Document structure recognition data
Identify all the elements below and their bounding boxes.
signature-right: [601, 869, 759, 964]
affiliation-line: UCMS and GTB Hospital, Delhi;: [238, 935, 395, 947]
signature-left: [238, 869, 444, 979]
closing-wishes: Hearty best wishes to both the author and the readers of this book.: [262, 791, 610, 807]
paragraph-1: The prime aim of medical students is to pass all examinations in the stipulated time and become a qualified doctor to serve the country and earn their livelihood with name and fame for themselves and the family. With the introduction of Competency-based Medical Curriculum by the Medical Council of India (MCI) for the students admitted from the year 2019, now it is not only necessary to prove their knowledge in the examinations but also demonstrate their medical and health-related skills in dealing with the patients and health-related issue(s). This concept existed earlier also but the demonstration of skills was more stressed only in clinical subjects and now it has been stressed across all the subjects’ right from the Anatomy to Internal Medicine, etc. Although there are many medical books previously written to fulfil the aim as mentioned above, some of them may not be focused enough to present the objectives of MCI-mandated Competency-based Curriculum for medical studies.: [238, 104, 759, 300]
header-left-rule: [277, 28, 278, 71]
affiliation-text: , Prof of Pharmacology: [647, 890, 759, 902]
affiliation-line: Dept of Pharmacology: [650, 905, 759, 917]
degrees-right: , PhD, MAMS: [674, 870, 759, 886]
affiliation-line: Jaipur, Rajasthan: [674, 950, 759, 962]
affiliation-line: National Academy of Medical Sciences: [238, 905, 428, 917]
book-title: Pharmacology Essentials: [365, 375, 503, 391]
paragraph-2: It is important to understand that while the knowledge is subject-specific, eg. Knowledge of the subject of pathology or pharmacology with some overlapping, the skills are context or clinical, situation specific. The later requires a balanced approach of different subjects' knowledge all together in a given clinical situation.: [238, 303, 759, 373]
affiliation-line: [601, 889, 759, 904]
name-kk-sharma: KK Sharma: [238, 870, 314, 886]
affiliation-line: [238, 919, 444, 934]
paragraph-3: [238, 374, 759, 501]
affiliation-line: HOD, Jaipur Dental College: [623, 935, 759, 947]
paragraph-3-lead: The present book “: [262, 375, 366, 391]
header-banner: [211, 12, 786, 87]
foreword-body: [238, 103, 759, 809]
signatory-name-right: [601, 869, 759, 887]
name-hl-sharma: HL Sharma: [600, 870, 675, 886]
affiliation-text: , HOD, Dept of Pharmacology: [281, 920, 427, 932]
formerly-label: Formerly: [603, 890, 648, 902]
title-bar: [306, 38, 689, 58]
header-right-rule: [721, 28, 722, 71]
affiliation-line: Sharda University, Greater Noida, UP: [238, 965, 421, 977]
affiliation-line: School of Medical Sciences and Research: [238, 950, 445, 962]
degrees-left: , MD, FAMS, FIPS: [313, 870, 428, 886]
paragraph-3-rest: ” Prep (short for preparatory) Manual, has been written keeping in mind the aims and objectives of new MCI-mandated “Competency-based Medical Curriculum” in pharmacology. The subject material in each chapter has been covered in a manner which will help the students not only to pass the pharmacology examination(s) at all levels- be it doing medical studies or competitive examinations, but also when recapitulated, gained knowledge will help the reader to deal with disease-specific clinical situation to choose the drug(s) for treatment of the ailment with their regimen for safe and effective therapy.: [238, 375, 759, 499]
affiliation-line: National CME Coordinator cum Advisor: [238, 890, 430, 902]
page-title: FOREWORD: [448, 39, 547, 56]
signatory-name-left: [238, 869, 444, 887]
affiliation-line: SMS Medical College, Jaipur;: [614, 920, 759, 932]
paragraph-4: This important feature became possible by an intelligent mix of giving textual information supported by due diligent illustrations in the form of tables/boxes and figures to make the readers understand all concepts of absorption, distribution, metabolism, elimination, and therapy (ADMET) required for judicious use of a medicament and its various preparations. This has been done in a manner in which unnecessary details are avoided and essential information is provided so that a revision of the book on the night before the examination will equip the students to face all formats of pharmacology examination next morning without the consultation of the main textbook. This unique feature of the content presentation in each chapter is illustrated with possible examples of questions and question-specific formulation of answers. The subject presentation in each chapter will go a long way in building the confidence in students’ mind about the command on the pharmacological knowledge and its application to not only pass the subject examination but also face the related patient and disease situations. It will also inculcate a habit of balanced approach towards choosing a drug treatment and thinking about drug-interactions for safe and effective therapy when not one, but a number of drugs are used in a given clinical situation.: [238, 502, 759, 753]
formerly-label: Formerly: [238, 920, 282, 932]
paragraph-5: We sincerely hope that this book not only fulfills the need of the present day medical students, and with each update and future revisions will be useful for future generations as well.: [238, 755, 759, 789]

**WHAT YOU HAVE TO DO:**
Copy out each line in the preceding records that contains "signatory".

**RESPONSE AREA:**
signatory-name-right: [601, 869, 759, 887]
signatory-name-left: [238, 869, 444, 887]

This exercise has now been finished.